EXERCISE GOAL
Identify each line in the records below that contains the word "蚊子和狮子", and copy it.

ITEMS
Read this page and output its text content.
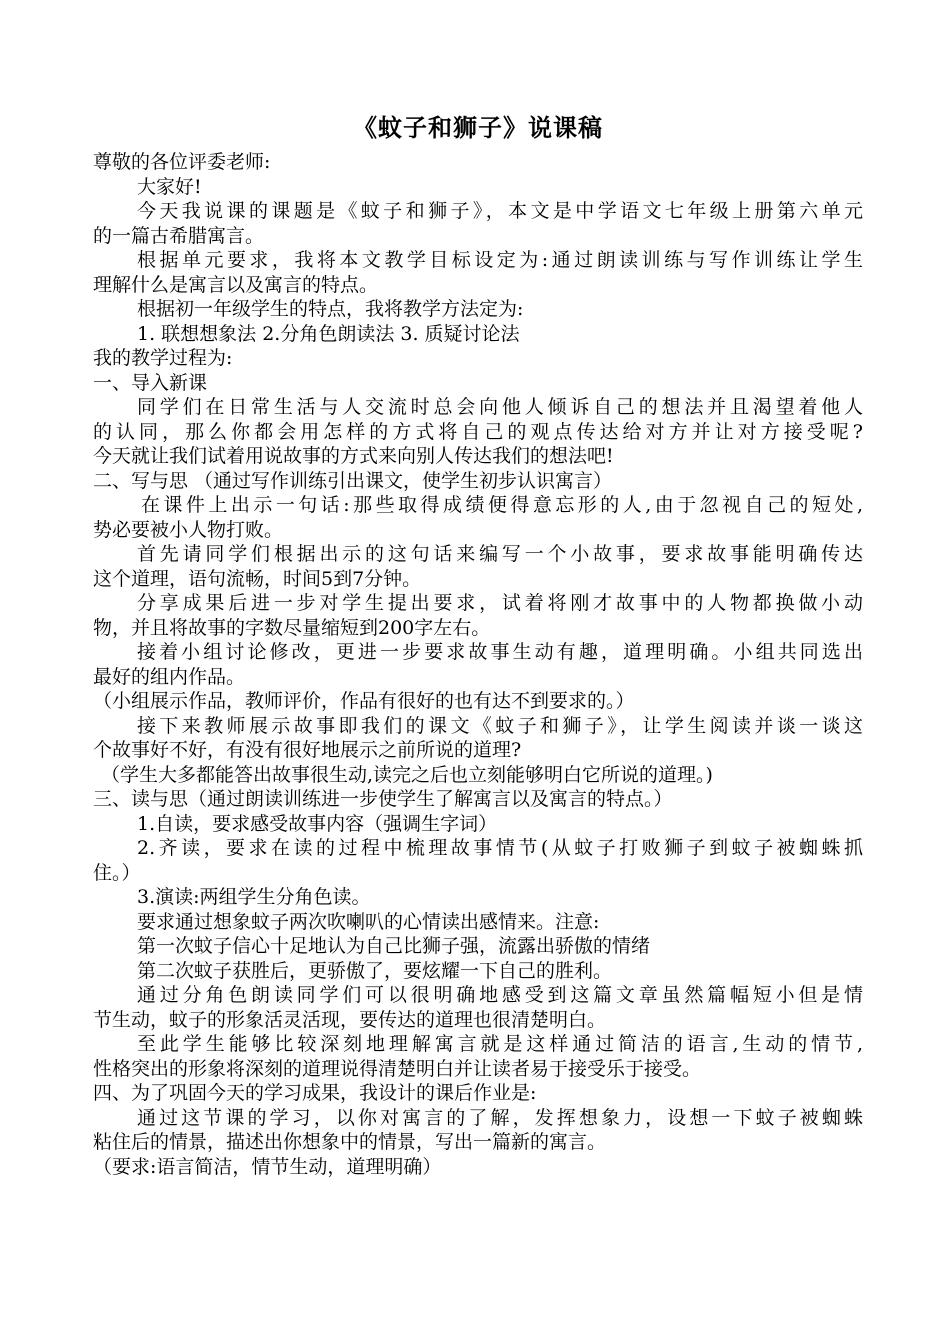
《蚊子和狮子》说课稿
尊敬的各位评委老师:
大家好!
今天我说课的课题是《蚊子和狮子》，本文是中学语文七年级上册第六单元
的一篇古希腊寓言。
根据单元要求，我将本文教学目标设定为:通过朗读训练与写作训练让学生
理解什么是寓言以及寓言的特点。
根据初一年级学生的特点，我将教学方法定为:
1. 联想想象法 2.分角色朗读法 3. 质疑讨论法
我的教学过程为:
一、导入新课
同学们在日常生活与人交流时总会向他人倾诉自己的想法并且渴望着他人
的认同，那么你都会用怎样的方式将自己的观点传达给对方并让对方接受呢?
今天就让我们试着用说故事的方式来向别人传达我们的想法吧!
二、写与思 （通过写作训练引出课文，使学生初步认识寓言）
在课件上出示一句话:那些取得成绩便得意忘形的人,由于忽视自己的短处,
势必要被小人物打败。
首先请同学们根据出示的这句话来编写一个小故事，要求故事能明确传达
这个道理，语句流畅，时间5到7分钟。
分享成果后进一步对学生提出要求，试着将刚才故事中的人物都换做小动
物，并且将故事的字数尽量缩短到200字左右。
接着小组讨论修改，更进一步要求故事生动有趣，道理明确。小组共同选出
最好的组内作品。
（小组展示作品，教师评价，作品有很好的也有达不到要求的。）
接下来教师展示故事即我们的课文《蚊子和狮子》，让学生阅读并谈一谈这
个故事好不好，有没有很好地展示之前所说的道理?
（学生大多都能答出故事很生动,读完之后也立刻能够明白它所说的道理。)
三、读与思（通过朗读训练进一步使学生了解寓言以及寓言的特点。）
1.自读，要求感受故事内容（强调生字词）
2.齐读，要求在读的过程中梳理故事情节(从蚊子打败狮子到蚊子被蜘蛛抓
住。）
3.演读:两组学生分角色读。
要求通过想象蚊子两次吹喇叭的心情读出感情来。注意:
第一次蚊子信心十足地认为自己比狮子强，流露出骄傲的情绪
第二次蚊子获胜后，更骄傲了，要炫耀一下自己的胜利。
通过分角色朗读同学们可以很明确地感受到这篇文章虽然篇幅短小但是情
节生动，蚊子的形象活灵活现，要传达的道理也很清楚明白。
至此学生能够比较深刻地理解寓言就是这样通过简洁的语言,生动的情节,
性格突出的形象将深刻的道理说得清楚明白并让读者易于接受乐于接受。
四、为了巩固今天的学习成果，我设计的课后作业是:
通过这节课的学习，以你对寓言的了解，发挥想象力，设想一下蚊子被蜘蛛
粘住后的情景，描述出你想象中的情景，写出一篇新的寓言。
（要求:语言简洁，情节生动，道理明确）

IN RESPONSE
《蚊子和狮子》说课稿
今天我说课的课题是《蚊子和狮子》，本文是中学语文七年级上册第六单元
接下来教师展示故事即我们的课文《蚊子和狮子》，让学生阅读并谈一谈这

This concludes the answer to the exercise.